Work out how many lines of the listing hold "this", then state only that count.

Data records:
::::::::::

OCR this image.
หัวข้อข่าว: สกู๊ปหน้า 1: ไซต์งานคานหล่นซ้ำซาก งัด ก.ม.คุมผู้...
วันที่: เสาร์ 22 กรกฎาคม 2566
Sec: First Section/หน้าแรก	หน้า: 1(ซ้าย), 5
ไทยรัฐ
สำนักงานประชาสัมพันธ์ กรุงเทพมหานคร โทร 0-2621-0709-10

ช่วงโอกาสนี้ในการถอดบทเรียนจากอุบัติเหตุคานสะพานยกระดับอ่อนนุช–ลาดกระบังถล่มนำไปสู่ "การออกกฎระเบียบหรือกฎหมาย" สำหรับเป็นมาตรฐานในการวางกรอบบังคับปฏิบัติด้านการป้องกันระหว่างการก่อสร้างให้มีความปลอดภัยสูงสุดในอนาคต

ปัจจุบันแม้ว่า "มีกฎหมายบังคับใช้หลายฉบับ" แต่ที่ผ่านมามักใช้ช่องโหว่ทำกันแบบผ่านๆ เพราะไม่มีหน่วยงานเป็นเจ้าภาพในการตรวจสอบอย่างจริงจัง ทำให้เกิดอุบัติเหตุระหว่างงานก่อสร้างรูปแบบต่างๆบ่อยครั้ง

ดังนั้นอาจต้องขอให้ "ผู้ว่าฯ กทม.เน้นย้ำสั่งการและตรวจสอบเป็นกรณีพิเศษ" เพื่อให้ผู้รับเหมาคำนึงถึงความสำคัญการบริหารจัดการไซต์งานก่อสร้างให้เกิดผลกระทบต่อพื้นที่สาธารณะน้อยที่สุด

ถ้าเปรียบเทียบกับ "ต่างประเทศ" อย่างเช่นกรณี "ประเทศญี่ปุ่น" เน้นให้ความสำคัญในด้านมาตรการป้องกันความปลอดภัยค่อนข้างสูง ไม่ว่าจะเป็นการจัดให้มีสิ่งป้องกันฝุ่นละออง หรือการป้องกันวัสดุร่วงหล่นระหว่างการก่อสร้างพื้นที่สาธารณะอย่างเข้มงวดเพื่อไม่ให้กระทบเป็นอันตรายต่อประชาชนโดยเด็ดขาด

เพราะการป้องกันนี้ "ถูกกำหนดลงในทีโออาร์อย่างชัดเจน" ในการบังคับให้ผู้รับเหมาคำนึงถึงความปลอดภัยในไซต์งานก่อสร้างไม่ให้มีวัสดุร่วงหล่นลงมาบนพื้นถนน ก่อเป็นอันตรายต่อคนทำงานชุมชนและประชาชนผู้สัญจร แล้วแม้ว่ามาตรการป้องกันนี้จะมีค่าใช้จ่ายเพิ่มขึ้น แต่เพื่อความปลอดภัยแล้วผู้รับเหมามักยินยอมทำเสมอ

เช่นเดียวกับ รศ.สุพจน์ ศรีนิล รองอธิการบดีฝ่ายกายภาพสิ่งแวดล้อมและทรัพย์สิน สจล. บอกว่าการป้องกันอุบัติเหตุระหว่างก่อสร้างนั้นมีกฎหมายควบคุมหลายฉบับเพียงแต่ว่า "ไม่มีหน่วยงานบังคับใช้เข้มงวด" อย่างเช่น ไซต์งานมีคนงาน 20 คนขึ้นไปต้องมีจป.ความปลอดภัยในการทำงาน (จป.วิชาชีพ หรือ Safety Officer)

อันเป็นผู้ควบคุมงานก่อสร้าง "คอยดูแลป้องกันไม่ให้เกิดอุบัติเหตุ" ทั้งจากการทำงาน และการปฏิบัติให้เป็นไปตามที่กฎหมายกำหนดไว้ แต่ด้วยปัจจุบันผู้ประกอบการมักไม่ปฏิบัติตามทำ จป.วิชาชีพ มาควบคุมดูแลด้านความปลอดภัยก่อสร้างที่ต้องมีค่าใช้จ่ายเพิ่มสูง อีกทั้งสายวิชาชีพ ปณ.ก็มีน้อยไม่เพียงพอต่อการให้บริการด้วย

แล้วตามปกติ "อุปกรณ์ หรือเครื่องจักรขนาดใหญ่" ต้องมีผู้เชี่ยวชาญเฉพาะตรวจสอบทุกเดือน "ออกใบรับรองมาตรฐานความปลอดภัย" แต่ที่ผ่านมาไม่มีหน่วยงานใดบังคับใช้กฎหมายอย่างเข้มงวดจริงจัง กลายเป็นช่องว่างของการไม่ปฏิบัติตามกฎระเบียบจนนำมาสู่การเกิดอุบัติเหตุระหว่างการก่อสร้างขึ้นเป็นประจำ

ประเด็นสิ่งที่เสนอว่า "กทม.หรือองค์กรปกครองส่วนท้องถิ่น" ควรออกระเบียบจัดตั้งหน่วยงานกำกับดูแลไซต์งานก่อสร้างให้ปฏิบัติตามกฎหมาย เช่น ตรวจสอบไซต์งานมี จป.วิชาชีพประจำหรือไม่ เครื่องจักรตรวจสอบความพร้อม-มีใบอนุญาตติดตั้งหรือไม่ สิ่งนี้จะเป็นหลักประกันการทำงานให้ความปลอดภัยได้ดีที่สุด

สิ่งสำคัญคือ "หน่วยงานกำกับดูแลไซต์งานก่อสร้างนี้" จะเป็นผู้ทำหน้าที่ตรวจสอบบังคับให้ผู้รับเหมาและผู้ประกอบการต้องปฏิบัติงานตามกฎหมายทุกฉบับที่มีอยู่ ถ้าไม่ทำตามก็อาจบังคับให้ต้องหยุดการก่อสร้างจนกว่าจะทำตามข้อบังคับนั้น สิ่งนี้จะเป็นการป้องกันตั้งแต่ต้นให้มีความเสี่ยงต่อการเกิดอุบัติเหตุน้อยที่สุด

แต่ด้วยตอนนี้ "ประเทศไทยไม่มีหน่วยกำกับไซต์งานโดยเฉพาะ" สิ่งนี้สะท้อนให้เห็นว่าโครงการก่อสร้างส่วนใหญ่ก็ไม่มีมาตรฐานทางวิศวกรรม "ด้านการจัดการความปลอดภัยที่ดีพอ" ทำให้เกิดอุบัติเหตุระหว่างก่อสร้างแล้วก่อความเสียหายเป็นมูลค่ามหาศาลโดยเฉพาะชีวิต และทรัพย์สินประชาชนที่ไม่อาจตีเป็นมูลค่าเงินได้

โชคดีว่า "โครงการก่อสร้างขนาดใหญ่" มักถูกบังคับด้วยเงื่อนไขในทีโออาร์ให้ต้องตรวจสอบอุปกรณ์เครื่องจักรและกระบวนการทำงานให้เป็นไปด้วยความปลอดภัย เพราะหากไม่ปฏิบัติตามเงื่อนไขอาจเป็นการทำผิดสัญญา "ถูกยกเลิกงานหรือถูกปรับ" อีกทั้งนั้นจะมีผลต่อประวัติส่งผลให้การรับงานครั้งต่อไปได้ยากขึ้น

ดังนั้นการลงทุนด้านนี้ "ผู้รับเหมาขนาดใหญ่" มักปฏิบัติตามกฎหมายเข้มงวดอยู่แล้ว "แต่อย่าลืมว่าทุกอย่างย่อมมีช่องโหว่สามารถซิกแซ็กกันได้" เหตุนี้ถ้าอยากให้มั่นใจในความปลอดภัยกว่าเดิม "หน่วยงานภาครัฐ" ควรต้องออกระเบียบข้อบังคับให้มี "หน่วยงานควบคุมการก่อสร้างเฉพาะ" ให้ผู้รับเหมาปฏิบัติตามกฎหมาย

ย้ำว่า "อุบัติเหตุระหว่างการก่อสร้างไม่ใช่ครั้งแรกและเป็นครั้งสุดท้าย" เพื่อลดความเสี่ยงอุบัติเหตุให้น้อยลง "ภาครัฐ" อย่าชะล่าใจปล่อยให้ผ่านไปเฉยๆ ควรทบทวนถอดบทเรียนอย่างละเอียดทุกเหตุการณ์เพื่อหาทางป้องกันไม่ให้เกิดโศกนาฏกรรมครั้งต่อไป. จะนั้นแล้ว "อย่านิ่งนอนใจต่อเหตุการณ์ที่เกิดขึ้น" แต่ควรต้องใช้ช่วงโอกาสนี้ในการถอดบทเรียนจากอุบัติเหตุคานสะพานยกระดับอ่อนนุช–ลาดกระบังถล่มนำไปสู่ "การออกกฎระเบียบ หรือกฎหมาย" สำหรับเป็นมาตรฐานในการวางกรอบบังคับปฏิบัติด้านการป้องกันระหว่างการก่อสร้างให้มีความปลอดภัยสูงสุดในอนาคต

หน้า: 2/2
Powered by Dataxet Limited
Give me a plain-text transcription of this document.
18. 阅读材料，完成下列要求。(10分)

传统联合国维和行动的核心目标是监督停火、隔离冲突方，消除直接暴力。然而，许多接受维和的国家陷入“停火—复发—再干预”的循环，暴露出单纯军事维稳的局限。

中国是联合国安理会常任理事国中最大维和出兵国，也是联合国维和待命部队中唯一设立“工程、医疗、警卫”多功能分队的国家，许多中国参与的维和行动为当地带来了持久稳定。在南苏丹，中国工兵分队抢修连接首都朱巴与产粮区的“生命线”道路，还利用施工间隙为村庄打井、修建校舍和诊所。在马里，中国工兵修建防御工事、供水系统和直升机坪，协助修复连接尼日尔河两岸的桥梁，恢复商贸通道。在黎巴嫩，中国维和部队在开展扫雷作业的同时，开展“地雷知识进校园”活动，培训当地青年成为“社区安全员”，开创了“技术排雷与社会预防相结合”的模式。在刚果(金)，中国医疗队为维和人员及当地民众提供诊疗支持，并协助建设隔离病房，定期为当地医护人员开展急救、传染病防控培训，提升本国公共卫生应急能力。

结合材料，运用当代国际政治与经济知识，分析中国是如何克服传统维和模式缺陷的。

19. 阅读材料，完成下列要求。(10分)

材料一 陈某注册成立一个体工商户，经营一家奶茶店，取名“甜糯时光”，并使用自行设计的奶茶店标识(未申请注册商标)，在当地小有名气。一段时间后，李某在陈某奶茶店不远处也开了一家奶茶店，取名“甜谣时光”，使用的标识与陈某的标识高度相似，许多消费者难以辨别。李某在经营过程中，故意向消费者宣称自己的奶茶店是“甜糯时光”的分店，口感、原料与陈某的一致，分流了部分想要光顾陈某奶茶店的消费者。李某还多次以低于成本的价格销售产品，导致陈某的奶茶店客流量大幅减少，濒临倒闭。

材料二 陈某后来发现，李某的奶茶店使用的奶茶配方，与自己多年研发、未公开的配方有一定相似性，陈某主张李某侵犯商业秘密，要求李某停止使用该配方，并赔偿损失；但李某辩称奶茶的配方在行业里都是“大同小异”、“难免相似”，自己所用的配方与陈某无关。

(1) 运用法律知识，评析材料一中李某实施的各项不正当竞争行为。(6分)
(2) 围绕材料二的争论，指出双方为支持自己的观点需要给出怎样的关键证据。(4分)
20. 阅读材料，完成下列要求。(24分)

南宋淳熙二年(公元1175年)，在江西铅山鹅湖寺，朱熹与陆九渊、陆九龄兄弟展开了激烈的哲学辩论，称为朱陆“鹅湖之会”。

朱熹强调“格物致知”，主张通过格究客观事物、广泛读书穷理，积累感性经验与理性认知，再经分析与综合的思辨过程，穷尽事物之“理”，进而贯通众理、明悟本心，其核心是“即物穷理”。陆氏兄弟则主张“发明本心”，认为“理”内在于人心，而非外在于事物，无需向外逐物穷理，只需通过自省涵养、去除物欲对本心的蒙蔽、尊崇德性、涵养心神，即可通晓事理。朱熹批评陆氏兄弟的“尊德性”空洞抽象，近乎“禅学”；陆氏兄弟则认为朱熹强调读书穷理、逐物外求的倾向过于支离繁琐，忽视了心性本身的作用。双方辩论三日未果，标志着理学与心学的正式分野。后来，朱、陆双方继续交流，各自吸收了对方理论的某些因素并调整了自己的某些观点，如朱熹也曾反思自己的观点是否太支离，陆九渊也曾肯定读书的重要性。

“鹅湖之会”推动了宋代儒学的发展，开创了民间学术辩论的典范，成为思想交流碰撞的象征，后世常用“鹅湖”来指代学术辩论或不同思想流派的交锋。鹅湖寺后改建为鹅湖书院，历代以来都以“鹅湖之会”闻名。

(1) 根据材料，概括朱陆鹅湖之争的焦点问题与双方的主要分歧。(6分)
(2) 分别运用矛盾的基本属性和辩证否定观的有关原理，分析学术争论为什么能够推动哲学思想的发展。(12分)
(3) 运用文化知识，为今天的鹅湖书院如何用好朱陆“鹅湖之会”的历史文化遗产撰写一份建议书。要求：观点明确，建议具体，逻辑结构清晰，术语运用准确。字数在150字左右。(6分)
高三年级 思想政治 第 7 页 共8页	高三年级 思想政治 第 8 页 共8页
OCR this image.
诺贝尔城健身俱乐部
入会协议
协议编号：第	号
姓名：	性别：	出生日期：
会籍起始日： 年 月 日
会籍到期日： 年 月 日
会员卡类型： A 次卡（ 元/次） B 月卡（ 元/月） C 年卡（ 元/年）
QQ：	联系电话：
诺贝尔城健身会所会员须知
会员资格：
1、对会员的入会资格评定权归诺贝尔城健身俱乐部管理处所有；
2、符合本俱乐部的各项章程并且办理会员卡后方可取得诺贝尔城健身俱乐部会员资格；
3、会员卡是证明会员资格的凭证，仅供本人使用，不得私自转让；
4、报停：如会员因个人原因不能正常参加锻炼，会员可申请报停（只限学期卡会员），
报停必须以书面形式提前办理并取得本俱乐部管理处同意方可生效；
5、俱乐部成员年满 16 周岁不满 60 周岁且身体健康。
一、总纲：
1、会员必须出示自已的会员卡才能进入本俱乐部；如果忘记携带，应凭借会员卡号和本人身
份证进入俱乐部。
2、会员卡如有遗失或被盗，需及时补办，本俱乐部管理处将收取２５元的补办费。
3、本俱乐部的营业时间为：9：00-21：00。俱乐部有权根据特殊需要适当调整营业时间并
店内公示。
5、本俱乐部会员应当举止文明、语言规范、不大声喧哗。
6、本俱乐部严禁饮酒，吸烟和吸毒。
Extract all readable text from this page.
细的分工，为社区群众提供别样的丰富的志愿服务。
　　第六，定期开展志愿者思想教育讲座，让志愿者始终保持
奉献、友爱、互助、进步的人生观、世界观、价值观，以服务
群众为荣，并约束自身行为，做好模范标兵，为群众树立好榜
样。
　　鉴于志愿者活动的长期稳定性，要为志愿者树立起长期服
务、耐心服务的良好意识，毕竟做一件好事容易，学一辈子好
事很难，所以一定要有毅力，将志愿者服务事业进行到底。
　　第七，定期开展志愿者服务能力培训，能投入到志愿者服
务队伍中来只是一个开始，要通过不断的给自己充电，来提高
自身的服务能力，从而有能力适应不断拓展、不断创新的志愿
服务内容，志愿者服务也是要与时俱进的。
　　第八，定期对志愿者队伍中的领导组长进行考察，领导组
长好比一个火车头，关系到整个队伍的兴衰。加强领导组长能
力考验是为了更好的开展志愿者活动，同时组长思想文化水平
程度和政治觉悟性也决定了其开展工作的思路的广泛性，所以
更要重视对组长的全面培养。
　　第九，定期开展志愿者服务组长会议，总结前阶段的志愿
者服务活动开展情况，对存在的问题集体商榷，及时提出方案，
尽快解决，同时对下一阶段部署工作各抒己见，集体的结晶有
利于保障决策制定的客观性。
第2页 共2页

::::::::::

* [Result] 4